> **WHAT YOU SHOULD DO**: In the entries below, count every line containing "assets". Return the number and nothing else.

--- BEGIN ---

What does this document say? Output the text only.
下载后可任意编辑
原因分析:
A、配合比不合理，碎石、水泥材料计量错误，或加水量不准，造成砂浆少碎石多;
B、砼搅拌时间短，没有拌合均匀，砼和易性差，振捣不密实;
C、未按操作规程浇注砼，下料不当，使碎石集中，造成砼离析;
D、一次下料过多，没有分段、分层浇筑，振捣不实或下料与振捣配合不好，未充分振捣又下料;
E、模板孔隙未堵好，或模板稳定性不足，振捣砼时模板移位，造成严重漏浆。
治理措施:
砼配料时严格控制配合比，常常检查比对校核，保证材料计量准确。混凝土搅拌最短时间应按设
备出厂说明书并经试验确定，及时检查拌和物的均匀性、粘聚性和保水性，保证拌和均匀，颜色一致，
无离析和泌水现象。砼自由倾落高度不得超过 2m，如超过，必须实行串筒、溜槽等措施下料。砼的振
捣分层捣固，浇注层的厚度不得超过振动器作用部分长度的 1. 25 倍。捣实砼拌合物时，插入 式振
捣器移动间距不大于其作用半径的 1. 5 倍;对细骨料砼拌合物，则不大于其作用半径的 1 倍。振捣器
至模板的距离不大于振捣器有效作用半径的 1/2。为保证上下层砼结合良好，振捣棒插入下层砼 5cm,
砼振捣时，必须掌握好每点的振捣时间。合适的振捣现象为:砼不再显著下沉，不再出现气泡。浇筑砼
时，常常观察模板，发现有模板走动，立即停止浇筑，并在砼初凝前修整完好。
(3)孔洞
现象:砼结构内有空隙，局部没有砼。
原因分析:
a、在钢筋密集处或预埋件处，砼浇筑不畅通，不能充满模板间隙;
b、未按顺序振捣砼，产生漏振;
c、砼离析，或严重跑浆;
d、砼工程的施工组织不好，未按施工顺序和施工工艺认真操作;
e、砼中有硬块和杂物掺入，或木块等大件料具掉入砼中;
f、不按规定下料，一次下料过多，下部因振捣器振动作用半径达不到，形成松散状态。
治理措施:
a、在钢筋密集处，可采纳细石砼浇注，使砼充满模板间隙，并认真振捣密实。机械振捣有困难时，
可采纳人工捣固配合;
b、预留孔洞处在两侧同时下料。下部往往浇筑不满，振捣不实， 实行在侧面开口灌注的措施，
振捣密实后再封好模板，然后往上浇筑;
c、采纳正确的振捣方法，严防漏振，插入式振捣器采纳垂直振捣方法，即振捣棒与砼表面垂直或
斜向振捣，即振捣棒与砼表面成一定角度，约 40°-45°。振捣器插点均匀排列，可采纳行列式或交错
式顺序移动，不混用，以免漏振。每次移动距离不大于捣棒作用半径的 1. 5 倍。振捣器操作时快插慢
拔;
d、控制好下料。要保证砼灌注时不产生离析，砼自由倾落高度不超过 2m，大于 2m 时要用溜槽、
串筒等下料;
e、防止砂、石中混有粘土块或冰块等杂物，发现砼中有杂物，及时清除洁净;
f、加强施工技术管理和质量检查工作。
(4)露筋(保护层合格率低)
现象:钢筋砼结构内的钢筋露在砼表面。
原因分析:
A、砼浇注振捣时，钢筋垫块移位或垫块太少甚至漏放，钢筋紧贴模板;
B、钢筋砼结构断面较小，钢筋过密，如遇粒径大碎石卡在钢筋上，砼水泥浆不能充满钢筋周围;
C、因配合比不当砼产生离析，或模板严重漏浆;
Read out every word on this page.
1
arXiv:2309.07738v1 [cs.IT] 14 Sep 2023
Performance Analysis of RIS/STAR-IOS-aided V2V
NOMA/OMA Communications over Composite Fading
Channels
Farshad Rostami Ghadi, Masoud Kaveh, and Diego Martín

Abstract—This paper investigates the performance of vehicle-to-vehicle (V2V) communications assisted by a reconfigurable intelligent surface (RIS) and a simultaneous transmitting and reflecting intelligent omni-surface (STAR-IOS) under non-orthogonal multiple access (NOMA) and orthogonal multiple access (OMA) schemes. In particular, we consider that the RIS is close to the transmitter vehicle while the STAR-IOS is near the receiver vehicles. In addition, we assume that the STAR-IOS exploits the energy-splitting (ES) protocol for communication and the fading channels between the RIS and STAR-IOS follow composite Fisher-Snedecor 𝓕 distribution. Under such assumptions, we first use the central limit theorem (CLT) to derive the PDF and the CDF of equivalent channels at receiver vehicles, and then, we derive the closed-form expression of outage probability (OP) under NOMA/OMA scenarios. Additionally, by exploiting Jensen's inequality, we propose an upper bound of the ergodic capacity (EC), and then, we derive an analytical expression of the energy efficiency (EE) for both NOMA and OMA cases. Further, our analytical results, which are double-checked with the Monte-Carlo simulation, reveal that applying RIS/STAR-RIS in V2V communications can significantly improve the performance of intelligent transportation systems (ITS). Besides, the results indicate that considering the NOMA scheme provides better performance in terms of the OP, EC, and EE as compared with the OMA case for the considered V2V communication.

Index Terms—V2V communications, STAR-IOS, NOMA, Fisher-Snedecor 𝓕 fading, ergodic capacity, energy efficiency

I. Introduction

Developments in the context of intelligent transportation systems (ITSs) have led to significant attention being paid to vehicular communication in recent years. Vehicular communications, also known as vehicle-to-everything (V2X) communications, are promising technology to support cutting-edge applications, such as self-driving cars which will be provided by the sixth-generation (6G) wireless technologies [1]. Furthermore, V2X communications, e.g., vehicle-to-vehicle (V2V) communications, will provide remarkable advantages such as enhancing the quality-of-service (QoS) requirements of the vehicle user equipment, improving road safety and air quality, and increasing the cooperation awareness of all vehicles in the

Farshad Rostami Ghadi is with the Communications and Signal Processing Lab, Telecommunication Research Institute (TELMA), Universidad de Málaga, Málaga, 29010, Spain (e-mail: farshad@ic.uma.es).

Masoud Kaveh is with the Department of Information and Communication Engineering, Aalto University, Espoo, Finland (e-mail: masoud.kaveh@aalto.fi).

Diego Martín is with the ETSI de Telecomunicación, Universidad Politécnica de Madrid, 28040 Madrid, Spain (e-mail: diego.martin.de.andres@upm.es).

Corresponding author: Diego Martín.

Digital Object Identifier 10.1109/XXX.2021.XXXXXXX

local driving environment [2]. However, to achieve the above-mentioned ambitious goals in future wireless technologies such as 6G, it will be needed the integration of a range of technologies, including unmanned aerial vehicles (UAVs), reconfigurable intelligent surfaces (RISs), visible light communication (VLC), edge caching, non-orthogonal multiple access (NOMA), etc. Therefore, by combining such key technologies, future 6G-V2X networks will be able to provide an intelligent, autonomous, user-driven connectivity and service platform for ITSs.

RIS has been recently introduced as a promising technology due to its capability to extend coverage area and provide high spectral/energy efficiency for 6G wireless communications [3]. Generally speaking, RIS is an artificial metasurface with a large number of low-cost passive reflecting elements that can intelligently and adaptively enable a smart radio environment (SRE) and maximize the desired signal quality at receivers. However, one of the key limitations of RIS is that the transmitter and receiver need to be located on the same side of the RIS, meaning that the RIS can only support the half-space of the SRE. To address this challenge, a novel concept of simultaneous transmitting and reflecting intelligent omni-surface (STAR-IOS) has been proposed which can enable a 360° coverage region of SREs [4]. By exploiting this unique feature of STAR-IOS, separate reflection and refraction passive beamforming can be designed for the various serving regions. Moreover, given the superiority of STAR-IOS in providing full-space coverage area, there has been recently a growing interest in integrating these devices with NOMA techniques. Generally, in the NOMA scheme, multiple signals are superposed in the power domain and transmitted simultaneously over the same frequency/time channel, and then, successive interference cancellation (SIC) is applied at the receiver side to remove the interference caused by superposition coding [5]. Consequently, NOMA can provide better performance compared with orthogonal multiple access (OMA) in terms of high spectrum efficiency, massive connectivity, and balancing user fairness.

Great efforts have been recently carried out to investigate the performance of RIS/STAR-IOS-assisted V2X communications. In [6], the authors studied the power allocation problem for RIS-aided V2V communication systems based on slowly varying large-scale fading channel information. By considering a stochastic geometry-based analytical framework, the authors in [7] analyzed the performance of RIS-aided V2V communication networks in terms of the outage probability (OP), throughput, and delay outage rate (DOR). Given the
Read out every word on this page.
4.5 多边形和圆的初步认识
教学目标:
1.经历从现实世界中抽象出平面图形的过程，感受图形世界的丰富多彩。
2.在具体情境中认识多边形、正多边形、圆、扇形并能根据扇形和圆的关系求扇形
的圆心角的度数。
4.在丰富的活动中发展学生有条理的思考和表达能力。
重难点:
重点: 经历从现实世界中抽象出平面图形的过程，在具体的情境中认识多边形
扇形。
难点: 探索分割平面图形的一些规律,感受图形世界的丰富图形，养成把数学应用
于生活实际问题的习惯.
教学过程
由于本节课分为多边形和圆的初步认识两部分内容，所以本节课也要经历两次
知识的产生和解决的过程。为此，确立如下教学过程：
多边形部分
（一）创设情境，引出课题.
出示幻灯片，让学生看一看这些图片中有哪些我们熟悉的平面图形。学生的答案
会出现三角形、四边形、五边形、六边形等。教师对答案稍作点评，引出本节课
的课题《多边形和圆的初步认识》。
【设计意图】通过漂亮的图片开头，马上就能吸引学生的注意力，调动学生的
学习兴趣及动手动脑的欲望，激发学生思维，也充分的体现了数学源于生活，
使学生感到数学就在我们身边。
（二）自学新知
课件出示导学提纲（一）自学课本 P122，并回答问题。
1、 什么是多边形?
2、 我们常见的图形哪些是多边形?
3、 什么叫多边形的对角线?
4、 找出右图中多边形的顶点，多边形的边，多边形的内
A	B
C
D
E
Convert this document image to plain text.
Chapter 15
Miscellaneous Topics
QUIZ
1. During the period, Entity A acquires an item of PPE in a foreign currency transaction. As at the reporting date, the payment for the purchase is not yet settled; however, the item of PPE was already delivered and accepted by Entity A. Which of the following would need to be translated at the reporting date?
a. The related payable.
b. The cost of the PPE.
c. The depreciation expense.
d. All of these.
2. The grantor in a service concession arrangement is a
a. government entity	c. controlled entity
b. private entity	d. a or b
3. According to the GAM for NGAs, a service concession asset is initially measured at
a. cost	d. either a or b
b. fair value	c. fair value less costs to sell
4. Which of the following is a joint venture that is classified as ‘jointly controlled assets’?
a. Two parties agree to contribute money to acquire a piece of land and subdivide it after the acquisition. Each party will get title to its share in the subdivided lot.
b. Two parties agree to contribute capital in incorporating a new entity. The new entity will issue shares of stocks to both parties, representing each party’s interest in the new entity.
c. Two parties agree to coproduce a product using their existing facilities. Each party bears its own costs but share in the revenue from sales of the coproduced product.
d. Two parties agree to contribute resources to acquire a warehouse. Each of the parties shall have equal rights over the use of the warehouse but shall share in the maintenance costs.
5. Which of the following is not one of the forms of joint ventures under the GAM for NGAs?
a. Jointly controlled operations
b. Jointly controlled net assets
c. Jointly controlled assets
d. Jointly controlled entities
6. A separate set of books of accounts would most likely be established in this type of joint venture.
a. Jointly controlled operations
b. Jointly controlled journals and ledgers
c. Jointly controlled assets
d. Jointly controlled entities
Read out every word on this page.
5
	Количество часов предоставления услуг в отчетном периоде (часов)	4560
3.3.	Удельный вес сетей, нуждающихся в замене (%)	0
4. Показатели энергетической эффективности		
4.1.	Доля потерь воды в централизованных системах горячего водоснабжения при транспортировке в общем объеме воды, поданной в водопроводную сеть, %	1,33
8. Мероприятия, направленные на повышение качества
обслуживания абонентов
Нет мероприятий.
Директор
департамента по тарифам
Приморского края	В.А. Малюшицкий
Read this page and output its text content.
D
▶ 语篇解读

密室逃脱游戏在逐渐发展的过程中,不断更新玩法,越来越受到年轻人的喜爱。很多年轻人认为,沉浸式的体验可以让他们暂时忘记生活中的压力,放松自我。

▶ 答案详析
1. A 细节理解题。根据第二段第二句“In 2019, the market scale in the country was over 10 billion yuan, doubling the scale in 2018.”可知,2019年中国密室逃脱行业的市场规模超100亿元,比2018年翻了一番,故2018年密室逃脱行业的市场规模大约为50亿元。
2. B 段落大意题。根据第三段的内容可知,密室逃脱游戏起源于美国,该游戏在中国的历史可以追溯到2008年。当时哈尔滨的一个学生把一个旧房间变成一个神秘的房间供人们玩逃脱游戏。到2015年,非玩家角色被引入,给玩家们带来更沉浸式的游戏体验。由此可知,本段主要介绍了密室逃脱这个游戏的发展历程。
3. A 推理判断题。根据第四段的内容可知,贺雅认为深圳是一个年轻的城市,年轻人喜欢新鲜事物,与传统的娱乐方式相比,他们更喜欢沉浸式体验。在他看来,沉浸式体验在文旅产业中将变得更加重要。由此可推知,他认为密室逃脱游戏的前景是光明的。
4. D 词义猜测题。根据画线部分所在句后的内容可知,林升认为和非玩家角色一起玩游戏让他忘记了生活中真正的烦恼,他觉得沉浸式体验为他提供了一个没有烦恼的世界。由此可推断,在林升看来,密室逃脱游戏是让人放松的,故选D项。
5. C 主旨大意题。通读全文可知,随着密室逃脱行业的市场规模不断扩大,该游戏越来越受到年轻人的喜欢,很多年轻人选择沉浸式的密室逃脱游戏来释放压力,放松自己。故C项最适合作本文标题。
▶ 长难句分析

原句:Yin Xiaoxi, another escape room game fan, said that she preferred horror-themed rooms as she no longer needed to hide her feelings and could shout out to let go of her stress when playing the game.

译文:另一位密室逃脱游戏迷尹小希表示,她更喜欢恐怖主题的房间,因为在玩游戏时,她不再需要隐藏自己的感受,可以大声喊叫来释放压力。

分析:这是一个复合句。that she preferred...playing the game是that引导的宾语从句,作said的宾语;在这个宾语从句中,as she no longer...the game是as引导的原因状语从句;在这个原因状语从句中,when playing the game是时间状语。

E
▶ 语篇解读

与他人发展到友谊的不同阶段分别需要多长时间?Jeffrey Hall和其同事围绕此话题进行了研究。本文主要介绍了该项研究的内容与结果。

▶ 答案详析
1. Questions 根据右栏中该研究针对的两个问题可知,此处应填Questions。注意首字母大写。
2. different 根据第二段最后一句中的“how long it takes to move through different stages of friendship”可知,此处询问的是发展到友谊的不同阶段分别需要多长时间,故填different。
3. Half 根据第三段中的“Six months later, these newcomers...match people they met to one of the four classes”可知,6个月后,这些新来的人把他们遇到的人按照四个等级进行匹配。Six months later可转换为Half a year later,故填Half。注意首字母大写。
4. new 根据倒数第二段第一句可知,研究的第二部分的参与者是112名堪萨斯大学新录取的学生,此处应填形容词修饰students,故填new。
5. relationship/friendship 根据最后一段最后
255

--- END ---

> **WRITTEN RESPONSE**: 4